Figure data in JSON:
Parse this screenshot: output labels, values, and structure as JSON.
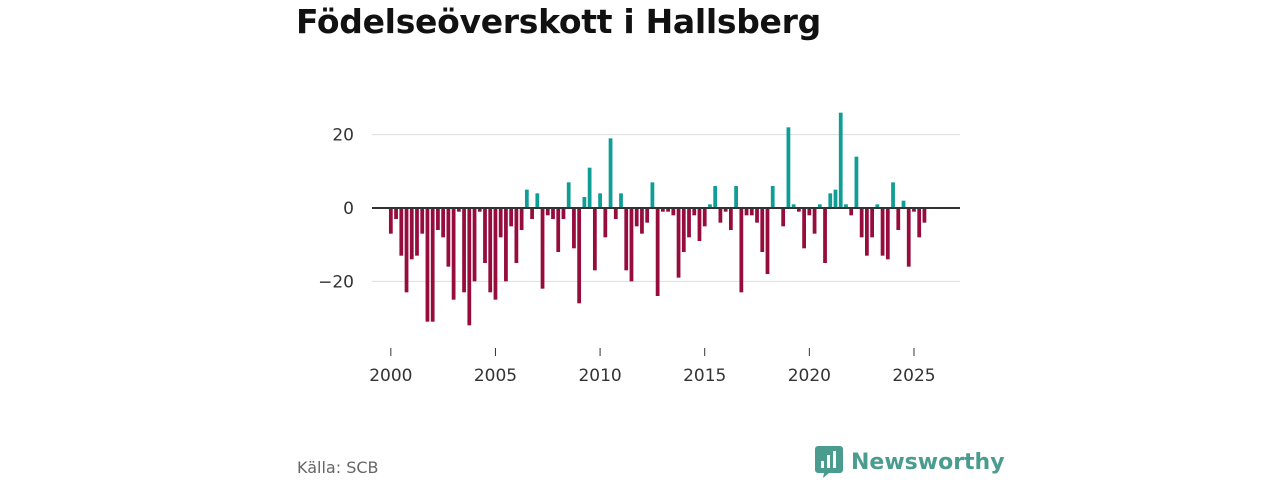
{
  "title": "Födelseöverskott i Hallsberg",
  "source": "Källa: SCB",
  "brand": {
    "name": "Newsworthy",
    "icon": "newsworthy-logo-icon",
    "color": "#4a9d8e"
  },
  "colors": {
    "positive": "#109d95",
    "negative": "#960c3c",
    "grid": "#dddddd",
    "zero": "#333333"
  },
  "chart_data": {
    "type": "bar",
    "title": "Födelseöverskott i Hallsberg",
    "xlabel": "",
    "ylabel": "",
    "xlim": [
      1999.1,
      2027.2
    ],
    "ylim": [
      -36,
      30
    ],
    "yticks": [
      -20,
      0,
      20
    ],
    "ytick_labels": [
      "−20",
      "0",
      "20"
    ],
    "xticks": [
      2000,
      2005,
      2010,
      2015,
      2020,
      2025
    ],
    "xtick_labels": [
      "2000",
      "2005",
      "2010",
      "2015",
      "2020",
      "2025"
    ],
    "grid": true,
    "legend": "none",
    "start": 2000,
    "period": "quarter",
    "values": [
      -7,
      -3,
      -13,
      -23,
      -14,
      -13,
      -7,
      -31,
      -31,
      -6,
      -8,
      -16,
      -25,
      -1,
      -23,
      -32,
      -20,
      -1,
      -15,
      -23,
      -25,
      -8,
      -20,
      -5,
      -15,
      -6,
      5,
      -3,
      4,
      -22,
      -2,
      -3,
      -12,
      -3,
      7,
      -11,
      -26,
      3,
      11,
      -17,
      4,
      -8,
      19,
      -3,
      4,
      -17,
      -20,
      -5,
      -7,
      -4,
      7,
      -24,
      -1,
      -1,
      -2,
      -19,
      -12,
      -8,
      -2,
      -9,
      -5,
      1,
      6,
      -4,
      -1,
      -6,
      6,
      -23,
      -2,
      -2,
      -4,
      -12,
      -18,
      6,
      0,
      -5,
      22,
      1,
      -1,
      -11,
      -2,
      -7,
      1,
      -15,
      4,
      5,
      26,
      1,
      -2,
      14,
      -8,
      -13,
      -8,
      1,
      -13,
      -14,
      7,
      -6,
      2,
      -16,
      -1,
      -8,
      -4
    ]
  }
}
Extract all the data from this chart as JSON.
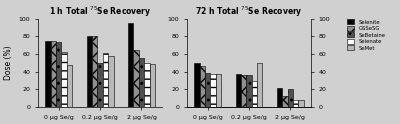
{
  "title_left": "1 h Total $^{75}$Se Recovery",
  "title_right": "72 h Total $^{75}$Se Recovery",
  "ylabel": "Dose (%)",
  "xlabels": [
    "0 μg Se/g",
    "0.2 μg Se/g",
    "2 μg Se/g"
  ],
  "ylim": [
    0,
    100
  ],
  "yticks": [
    0,
    20,
    40,
    60,
    80,
    100
  ],
  "legend_labels": [
    "Selenite",
    "GSSeSG",
    "SeBetaine",
    "Selenate",
    "SeMet"
  ],
  "left_data": [
    [
      75,
      75,
      74,
      62,
      48
    ],
    [
      80,
      80,
      50,
      61,
      58
    ],
    [
      95,
      65,
      55,
      50,
      49
    ]
  ],
  "right_data": [
    [
      50,
      46,
      39,
      37,
      37
    ],
    [
      38,
      36,
      36,
      29,
      50
    ],
    [
      22,
      13,
      20,
      8,
      8
    ]
  ],
  "bar_width": 0.13,
  "background": "#d0d0d0"
}
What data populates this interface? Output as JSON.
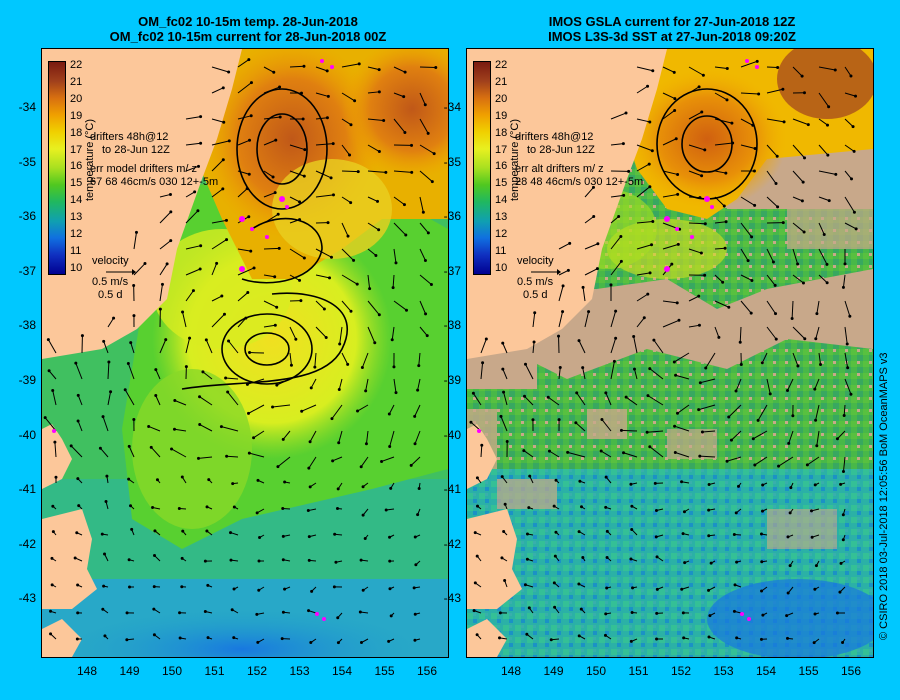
{
  "panels": [
    {
      "title_line1": "OM_fc02 10-15m temp. 28-Jun-2018",
      "title_line2": "OM_fc02 10-15m current for 28-Jun-2018 00Z",
      "drifters_line1": "drifters 48h@12",
      "drifters_line2": "to 28-Jun 12Z",
      "err_line1": "err model drifters m/ z",
      "err_line2": "67 68 46cm/s 030 12+-5m",
      "velocity_label": "velocity",
      "velocity_scale": "0.5 m/s",
      "velocity_time": "0.5 d"
    },
    {
      "title_line1": "IMOS GSLA current for 27-Jun-2018 12Z",
      "title_line2": "IMOS L3S-3d SST at 27-Jun-2018 09:20Z",
      "drifters_line1": "drifters 48h@12",
      "drifters_line2": "to 28-Jun 12Z",
      "err_line1": "err alt drifters m/ z",
      "err_line2": "28 48 46cm/s 030 12+-5m",
      "velocity_label": "velocity",
      "velocity_scale": "0.5 m/s",
      "velocity_time": "0.5 d"
    }
  ],
  "colorbar": {
    "title": "temperature (°C)",
    "ticks": [
      "22",
      "21",
      "20",
      "19",
      "18",
      "17",
      "16",
      "15",
      "14",
      "13",
      "12",
      "11",
      "10"
    ],
    "colors": [
      "#7a1a10",
      "#a0401c",
      "#d87010",
      "#f0a000",
      "#f0d000",
      "#e8f020",
      "#a8e020",
      "#50c820",
      "#20b860",
      "#10a0b0",
      "#1070e0",
      "#1030c0",
      "#000090"
    ]
  },
  "lat_ticks": [
    "-34",
    "-35",
    "-36",
    "-37",
    "-38",
    "-39",
    "-40",
    "-41",
    "-42",
    "-43"
  ],
  "lon_ticks": [
    "148",
    "149",
    "150",
    "151",
    "152",
    "153",
    "154",
    "155",
    "156"
  ],
  "credit": "© CSIRO 2018   03-Jul-2018 12:05:56 BoM OceanMAPS v3",
  "colors": {
    "background": "#00c8ff",
    "land": "#fcc79a",
    "cloud": "#c8a88a",
    "drifter": "#ff00ff"
  }
}
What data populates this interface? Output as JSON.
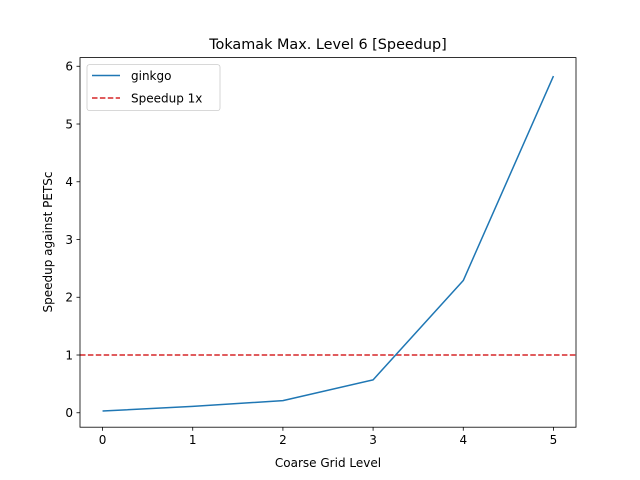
{
  "chart_data": {
    "type": "line",
    "title": "Tokamak Max. Level 6 [Speedup]",
    "xlabel": "Coarse Grid Level",
    "ylabel": "Speedup against PETSc",
    "xlim": [
      -0.25,
      5.25
    ],
    "ylim": [
      -0.25,
      6.15
    ],
    "xticks": [
      0,
      1,
      2,
      3,
      4,
      5
    ],
    "yticks": [
      0,
      1,
      2,
      3,
      4,
      5,
      6
    ],
    "xtick_labels": [
      "0",
      "1",
      "2",
      "3",
      "4",
      "5"
    ],
    "ytick_labels": [
      "0",
      "1",
      "2",
      "3",
      "4",
      "5",
      "6"
    ],
    "grid": false,
    "legend_position": "upper-left",
    "series": [
      {
        "name": "ginkgo",
        "x": [
          0,
          1,
          2,
          3,
          4,
          5
        ],
        "values": [
          0.03,
          0.11,
          0.21,
          0.57,
          2.29,
          5.83
        ],
        "color": "#1f77b4",
        "style": "solid"
      }
    ],
    "reference_line": {
      "name": "Speedup 1x",
      "y": 1,
      "color": "#d62728",
      "style": "dashed"
    }
  }
}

• Required work
Omit any images, then output the listing exactly.

• Solution to this exercise
Parse this screenshot: output labels, values, and structure as JSON.
{
  "title": "Födelseöverskott i Hallsberg",
  "source": "Källa: SCB",
  "brand": {
    "name": "Newsworthy",
    "icon": "newsworthy-logo-icon",
    "color": "#4a9d8e"
  },
  "colors": {
    "positive": "#109d95",
    "negative": "#960c3c",
    "grid": "#dddddd",
    "zero": "#333333"
  },
  "chart_data": {
    "type": "bar",
    "title": "Födelseöverskott i Hallsberg",
    "xlabel": "",
    "ylabel": "",
    "xlim": [
      1999.1,
      2027.2
    ],
    "ylim": [
      -36,
      30
    ],
    "yticks": [
      -20,
      0,
      20
    ],
    "ytick_labels": [
      "−20",
      "0",
      "20"
    ],
    "xticks": [
      2000,
      2005,
      2010,
      2015,
      2020,
      2025
    ],
    "xtick_labels": [
      "2000",
      "2005",
      "2010",
      "2015",
      "2020",
      "2025"
    ],
    "grid": true,
    "legend": "none",
    "start": 2000,
    "period": "quarter",
    "values": [
      -7,
      -3,
      -13,
      -23,
      -14,
      -13,
      -7,
      -31,
      -31,
      -6,
      -8,
      -16,
      -25,
      -1,
      -23,
      -32,
      -20,
      -1,
      -15,
      -23,
      -25,
      -8,
      -20,
      -5,
      -15,
      -6,
      5,
      -3,
      4,
      -22,
      -2,
      -3,
      -12,
      -3,
      7,
      -11,
      -26,
      3,
      11,
      -17,
      4,
      -8,
      19,
      -3,
      4,
      -17,
      -20,
      -5,
      -7,
      -4,
      7,
      -24,
      -1,
      -1,
      -2,
      -19,
      -12,
      -8,
      -2,
      -9,
      -5,
      1,
      6,
      -4,
      -1,
      -6,
      6,
      -23,
      -2,
      -2,
      -4,
      -12,
      -18,
      6,
      0,
      -5,
      22,
      1,
      -1,
      -11,
      -2,
      -7,
      1,
      -15,
      4,
      5,
      26,
      1,
      -2,
      14,
      -8,
      -13,
      -8,
      1,
      -13,
      -14,
      7,
      -6,
      2,
      -16,
      -1,
      -8,
      -4
    ]
  }
}
Extract all the data from this chart as JSON.
{
  "title_left": "1 h Total $^{75}$Se Recovery",
  "title_right": "72 h Total $^{75}$Se Recovery",
  "ylabel": "Dose (%)",
  "xlabels": [
    "0 μg Se/g",
    "0.2 μg Se/g",
    "2 μg Se/g"
  ],
  "ylim": [
    0,
    100
  ],
  "yticks": [
    0,
    20,
    40,
    60,
    80,
    100
  ],
  "legend_labels": [
    "Selenite",
    "GSSeSG",
    "SeBetaine",
    "Selenate",
    "SeMet"
  ],
  "left_data": [
    [
      75,
      75,
      74,
      62,
      48
    ],
    [
      80,
      80,
      50,
      61,
      58
    ],
    [
      95,
      65,
      55,
      50,
      49
    ]
  ],
  "right_data": [
    [
      50,
      46,
      39,
      37,
      37
    ],
    [
      38,
      36,
      36,
      29,
      50
    ],
    [
      22,
      13,
      20,
      8,
      8
    ]
  ],
  "bar_width": 0.13,
  "background": "#d0d0d0"
}
What data populates this interface? Output as JSON.
{
  "panels": [
    {
      "title_line1": "OM_fc02 10-15m temp. 28-Jun-2018",
      "title_line2": "OM_fc02 10-15m current for 28-Jun-2018 00Z",
      "drifters_line1": "drifters 48h@12",
      "drifters_line2": "to 28-Jun 12Z",
      "err_line1": "err model drifters m/ z",
      "err_line2": "67 68 46cm/s 030 12+-5m",
      "velocity_label": "velocity",
      "velocity_scale": "0.5 m/s",
      "velocity_time": "0.5 d"
    },
    {
      "title_line1": "IMOS GSLA current for 27-Jun-2018 12Z",
      "title_line2": "IMOS L3S-3d SST at 27-Jun-2018 09:20Z",
      "drifters_line1": "drifters 48h@12",
      "drifters_line2": "to 28-Jun 12Z",
      "err_line1": "err alt drifters m/ z",
      "err_line2": "28 48 46cm/s 030 12+-5m",
      "velocity_label": "velocity",
      "velocity_scale": "0.5 m/s",
      "velocity_time": "0.5 d"
    }
  ],
  "colorbar": {
    "title": "temperature (°C)",
    "ticks": [
      "22",
      "21",
      "20",
      "19",
      "18",
      "17",
      "16",
      "15",
      "14",
      "13",
      "12",
      "11",
      "10"
    ],
    "colors": [
      "#7a1a10",
      "#a0401c",
      "#d87010",
      "#f0a000",
      "#f0d000",
      "#e8f020",
      "#a8e020",
      "#50c820",
      "#20b860",
      "#10a0b0",
      "#1070e0",
      "#1030c0",
      "#000090"
    ]
  },
  "lat_ticks": [
    "-34",
    "-35",
    "-36",
    "-37",
    "-38",
    "-39",
    "-40",
    "-41",
    "-42",
    "-43"
  ],
  "lon_ticks": [
    "148",
    "149",
    "150",
    "151",
    "152",
    "153",
    "154",
    "155",
    "156"
  ],
  "credit": "© CSIRO 2018   03-Jul-2018 12:05:56 BoM OceanMAPS v3",
  "colors": {
    "background": "#00c8ff",
    "land": "#fcc79a",
    "cloud": "#c8a88a",
    "drifter": "#ff00ff"
  }
}
What data populates this interface? Output as JSON.
{
  "chart_data": {
    "type": "line",
    "title": "Tokamak Max. Level 6 [Speedup]",
    "xlabel": "Coarse Grid Level",
    "ylabel": "Speedup against PETSc",
    "xlim": [
      -0.25,
      5.25
    ],
    "ylim": [
      -0.25,
      6.15
    ],
    "xticks": [
      0,
      1,
      2,
      3,
      4,
      5
    ],
    "yticks": [
      0,
      1,
      2,
      3,
      4,
      5,
      6
    ],
    "xtick_labels": [
      "0",
      "1",
      "2",
      "3",
      "4",
      "5"
    ],
    "ytick_labels": [
      "0",
      "1",
      "2",
      "3",
      "4",
      "5",
      "6"
    ],
    "grid": false,
    "legend_position": "upper-left",
    "series": [
      {
        "name": "ginkgo",
        "x": [
          0,
          1,
          2,
          3,
          4,
          5
        ],
        "values": [
          0.03,
          0.11,
          0.21,
          0.57,
          2.29,
          5.83
        ],
        "color": "#1f77b4",
        "style": "solid"
      }
    ],
    "reference_line": {
      "name": "Speedup 1x",
      "y": 1,
      "color": "#d62728",
      "style": "dashed"
    }
  }
}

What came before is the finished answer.